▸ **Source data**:
*****
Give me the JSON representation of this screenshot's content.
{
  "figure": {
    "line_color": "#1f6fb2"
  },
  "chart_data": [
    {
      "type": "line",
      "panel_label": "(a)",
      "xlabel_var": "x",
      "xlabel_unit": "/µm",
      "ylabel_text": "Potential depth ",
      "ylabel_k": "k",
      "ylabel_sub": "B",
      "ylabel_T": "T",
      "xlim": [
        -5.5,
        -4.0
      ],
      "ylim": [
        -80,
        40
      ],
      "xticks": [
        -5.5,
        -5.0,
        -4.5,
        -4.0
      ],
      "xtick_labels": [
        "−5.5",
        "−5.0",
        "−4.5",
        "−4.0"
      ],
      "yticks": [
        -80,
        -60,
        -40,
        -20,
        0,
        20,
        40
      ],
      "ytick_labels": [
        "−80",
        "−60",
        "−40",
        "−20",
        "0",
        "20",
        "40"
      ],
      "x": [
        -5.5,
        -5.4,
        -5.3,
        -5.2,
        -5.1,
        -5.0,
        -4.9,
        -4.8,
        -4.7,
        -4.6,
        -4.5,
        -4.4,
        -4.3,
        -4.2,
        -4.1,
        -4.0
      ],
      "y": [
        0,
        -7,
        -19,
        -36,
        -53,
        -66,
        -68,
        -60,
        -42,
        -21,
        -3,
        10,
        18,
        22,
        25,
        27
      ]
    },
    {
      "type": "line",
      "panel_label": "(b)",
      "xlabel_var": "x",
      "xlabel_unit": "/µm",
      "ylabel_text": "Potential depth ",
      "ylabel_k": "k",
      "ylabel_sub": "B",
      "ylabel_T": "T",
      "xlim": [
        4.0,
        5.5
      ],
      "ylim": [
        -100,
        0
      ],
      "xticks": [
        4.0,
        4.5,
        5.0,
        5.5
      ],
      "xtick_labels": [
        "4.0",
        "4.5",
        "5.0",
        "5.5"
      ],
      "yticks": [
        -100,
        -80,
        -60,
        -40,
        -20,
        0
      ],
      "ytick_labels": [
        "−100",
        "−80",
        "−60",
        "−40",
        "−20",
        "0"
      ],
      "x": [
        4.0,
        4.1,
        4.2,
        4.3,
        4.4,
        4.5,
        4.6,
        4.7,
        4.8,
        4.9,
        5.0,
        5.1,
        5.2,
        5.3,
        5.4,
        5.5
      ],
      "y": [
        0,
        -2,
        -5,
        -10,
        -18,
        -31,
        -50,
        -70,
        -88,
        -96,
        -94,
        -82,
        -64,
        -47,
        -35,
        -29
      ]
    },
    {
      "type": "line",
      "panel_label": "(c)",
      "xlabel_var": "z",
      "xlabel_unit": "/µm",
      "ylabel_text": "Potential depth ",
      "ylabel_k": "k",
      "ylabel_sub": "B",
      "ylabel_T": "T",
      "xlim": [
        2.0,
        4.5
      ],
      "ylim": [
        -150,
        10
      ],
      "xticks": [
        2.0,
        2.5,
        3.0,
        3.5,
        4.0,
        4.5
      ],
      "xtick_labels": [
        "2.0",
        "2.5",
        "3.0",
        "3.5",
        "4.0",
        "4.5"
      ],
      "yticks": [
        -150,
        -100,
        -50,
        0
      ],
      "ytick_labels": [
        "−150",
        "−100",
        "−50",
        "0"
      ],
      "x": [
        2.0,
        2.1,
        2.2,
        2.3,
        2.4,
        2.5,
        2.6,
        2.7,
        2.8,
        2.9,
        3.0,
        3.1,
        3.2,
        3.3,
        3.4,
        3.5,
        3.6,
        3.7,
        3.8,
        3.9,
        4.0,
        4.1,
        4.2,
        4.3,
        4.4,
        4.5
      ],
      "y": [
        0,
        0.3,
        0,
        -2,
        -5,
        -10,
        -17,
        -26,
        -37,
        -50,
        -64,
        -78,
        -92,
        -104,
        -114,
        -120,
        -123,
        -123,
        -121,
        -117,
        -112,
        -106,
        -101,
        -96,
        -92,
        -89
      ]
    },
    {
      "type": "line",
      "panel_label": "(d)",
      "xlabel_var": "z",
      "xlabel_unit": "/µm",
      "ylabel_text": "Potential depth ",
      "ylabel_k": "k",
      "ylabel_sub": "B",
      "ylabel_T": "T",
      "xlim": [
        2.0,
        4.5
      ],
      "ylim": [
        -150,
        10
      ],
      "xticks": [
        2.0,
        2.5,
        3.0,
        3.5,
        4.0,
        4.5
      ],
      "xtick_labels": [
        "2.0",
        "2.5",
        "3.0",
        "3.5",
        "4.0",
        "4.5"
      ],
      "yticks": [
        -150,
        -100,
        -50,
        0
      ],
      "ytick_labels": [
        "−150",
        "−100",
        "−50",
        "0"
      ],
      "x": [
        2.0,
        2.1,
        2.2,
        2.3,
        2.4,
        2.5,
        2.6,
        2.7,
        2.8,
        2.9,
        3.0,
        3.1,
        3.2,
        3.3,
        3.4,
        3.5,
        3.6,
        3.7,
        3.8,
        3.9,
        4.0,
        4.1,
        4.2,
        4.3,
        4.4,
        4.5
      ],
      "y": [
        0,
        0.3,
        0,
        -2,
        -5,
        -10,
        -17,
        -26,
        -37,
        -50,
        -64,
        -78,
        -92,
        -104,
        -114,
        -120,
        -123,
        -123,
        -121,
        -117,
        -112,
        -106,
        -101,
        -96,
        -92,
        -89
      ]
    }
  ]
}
*****
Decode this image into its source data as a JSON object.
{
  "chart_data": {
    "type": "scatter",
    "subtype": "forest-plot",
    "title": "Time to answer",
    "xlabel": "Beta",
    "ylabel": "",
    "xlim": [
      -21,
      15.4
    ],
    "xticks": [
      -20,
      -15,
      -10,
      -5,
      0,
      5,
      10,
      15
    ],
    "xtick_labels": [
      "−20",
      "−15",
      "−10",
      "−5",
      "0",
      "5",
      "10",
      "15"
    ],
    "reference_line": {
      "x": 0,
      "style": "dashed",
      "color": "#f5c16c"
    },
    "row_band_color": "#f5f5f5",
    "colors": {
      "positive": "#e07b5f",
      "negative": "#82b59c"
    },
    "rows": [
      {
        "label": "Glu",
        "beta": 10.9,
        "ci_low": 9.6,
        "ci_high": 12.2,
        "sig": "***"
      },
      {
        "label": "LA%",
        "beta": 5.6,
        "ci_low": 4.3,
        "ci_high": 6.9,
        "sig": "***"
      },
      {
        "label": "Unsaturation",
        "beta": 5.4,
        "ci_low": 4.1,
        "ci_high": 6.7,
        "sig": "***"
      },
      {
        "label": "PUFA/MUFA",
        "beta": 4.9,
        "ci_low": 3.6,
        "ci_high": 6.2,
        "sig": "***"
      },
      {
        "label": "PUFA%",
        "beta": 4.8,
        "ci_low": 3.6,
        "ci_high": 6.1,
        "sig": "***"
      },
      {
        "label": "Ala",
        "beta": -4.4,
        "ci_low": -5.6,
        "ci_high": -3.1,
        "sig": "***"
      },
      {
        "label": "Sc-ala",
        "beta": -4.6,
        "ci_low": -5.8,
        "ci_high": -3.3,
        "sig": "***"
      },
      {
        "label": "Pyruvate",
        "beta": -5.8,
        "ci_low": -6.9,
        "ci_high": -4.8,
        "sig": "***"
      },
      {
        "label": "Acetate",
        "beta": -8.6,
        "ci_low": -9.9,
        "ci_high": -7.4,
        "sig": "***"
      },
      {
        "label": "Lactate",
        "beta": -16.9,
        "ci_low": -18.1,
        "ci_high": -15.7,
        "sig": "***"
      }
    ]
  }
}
*****
▸ **Exercise goal**:
Return each line with "JSON".

▸ **Result of the exercise**:
Give me the JSON representation of this screenshot's content.
Decode this image into its source data as a JSON object.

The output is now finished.